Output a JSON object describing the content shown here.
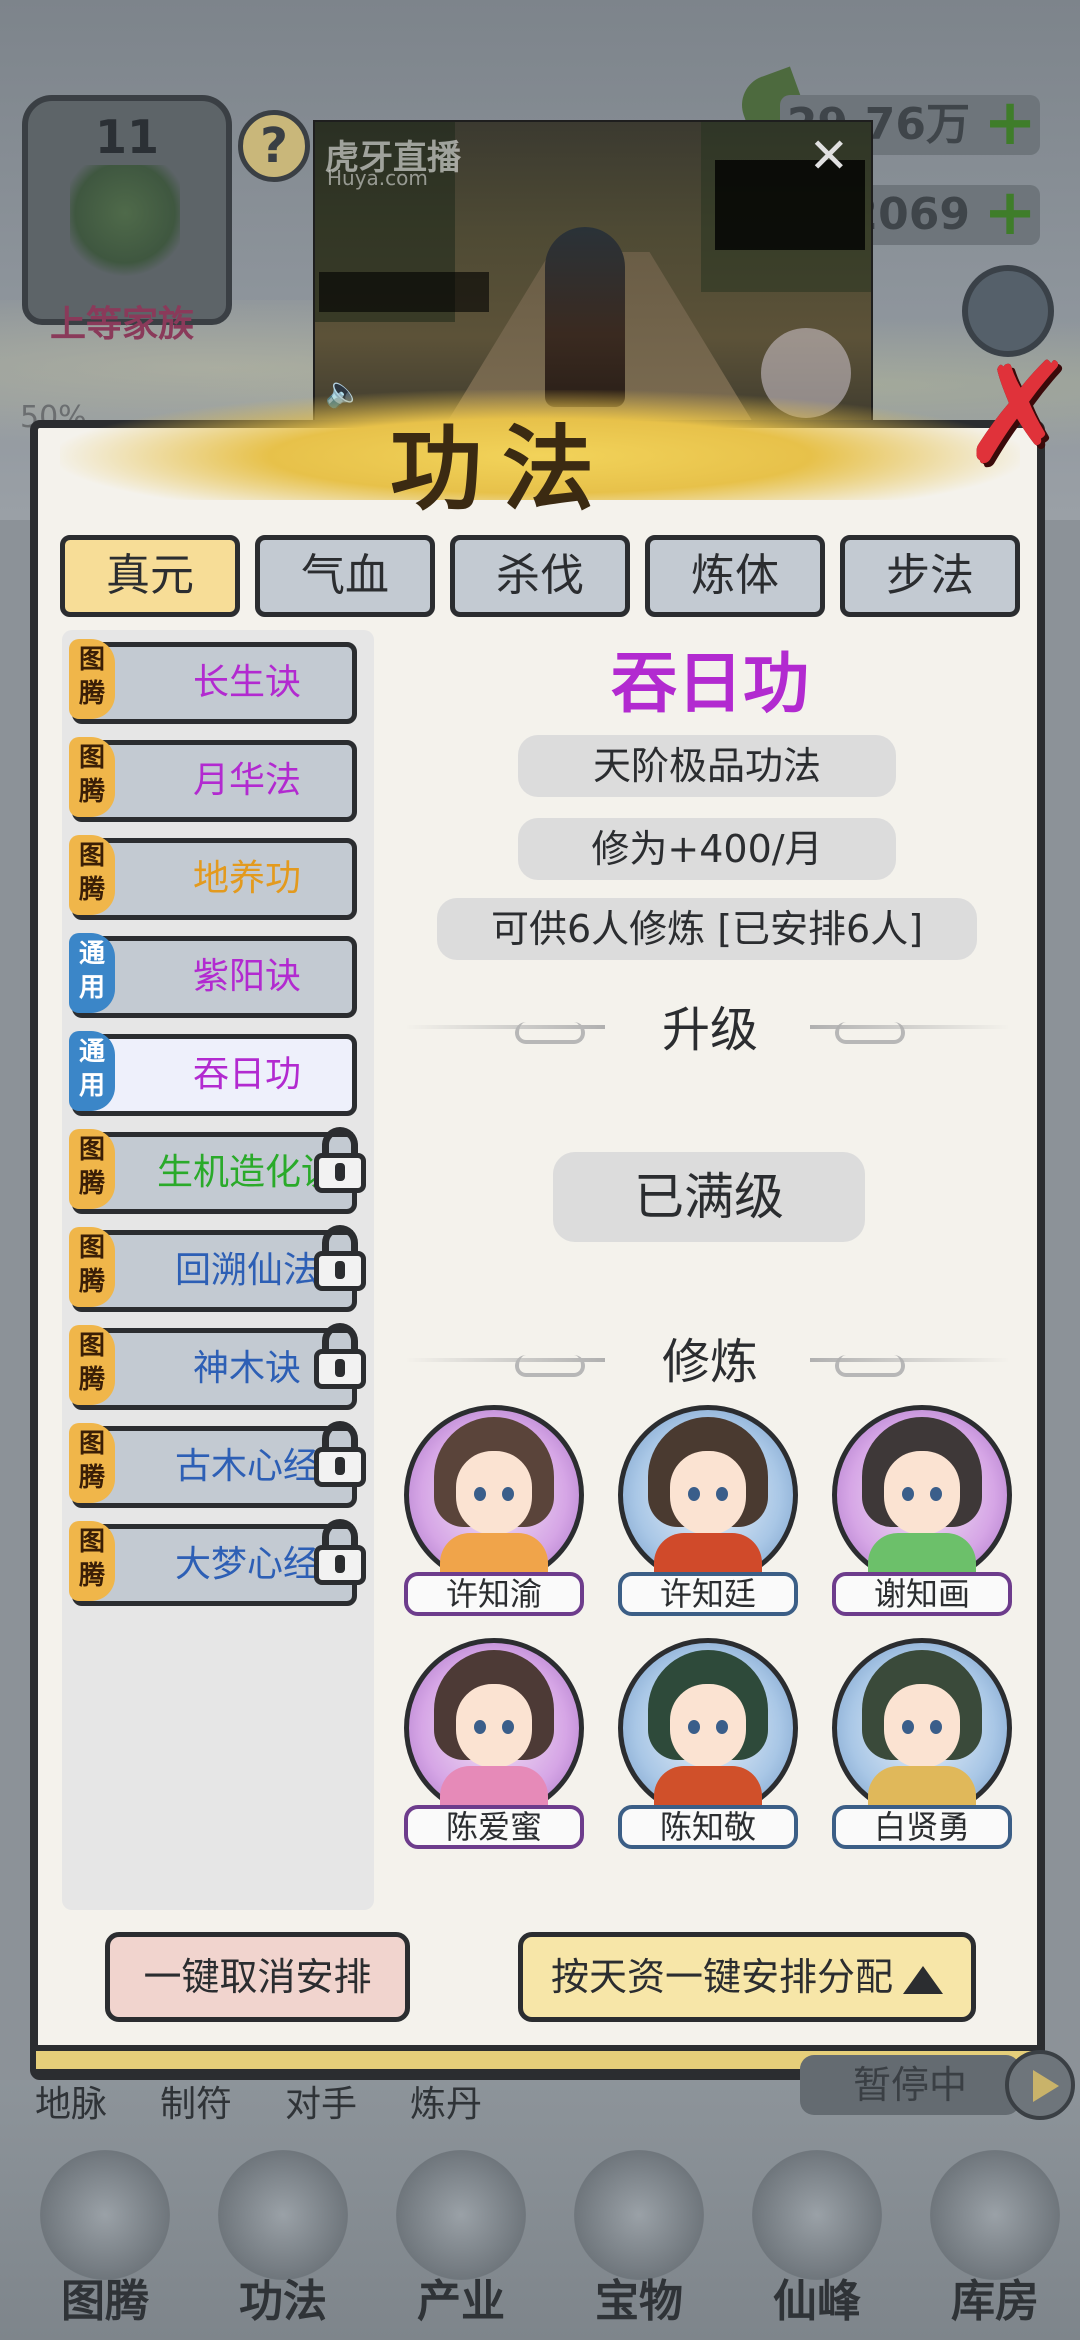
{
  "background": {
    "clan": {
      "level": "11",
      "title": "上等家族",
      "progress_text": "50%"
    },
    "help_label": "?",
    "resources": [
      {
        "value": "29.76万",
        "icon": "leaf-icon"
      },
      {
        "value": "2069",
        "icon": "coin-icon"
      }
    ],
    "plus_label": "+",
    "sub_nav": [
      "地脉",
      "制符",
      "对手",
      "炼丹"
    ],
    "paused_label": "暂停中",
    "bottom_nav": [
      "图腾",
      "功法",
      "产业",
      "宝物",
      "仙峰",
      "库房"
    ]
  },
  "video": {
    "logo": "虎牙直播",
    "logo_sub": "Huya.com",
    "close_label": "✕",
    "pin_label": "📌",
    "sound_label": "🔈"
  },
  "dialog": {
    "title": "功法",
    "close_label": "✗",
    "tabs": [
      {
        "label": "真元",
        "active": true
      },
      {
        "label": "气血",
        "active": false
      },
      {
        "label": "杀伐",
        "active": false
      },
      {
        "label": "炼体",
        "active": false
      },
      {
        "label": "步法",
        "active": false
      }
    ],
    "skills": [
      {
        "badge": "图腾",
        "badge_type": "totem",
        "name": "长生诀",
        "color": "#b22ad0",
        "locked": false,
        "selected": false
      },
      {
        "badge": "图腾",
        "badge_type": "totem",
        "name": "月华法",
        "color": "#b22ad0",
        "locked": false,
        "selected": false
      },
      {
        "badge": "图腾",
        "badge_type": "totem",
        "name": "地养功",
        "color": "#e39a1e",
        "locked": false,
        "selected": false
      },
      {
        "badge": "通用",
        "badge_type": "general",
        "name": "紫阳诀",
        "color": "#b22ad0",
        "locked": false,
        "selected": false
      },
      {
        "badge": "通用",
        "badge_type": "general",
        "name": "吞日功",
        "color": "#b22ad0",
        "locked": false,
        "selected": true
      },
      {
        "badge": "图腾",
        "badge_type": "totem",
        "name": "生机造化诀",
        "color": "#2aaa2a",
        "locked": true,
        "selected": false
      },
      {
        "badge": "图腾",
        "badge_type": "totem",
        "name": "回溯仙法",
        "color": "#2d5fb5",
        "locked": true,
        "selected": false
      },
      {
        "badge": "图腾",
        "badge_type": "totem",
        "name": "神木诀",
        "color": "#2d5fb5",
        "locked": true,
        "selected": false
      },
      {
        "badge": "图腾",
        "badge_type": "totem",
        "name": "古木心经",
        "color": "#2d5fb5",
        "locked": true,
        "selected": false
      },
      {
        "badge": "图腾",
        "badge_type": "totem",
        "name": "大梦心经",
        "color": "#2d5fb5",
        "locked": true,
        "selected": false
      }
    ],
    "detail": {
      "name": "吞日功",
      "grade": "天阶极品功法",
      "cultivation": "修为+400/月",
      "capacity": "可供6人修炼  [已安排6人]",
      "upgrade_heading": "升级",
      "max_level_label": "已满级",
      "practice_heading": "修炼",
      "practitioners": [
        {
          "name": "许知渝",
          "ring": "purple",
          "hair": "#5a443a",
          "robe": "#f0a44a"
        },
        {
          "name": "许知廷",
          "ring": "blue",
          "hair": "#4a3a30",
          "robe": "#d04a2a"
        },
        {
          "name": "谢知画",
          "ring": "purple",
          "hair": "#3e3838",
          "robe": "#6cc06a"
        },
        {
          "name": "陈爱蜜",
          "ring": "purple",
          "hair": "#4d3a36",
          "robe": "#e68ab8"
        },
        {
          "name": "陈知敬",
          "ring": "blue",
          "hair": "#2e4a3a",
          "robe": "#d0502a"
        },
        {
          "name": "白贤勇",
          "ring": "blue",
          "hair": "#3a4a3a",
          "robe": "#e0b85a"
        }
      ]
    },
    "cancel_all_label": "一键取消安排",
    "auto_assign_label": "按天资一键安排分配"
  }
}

**DIRECTIONS:** Which lines include "hair"? Copy each of them out.

**FINAL ANSWER:**
          "hair": "#5a443a",
          "hair": "#4a3a30",
          "hair": "#3e3838",
          "hair": "#4d3a36",
          "hair": "#2e4a3a",
          "hair": "#3a4a3a",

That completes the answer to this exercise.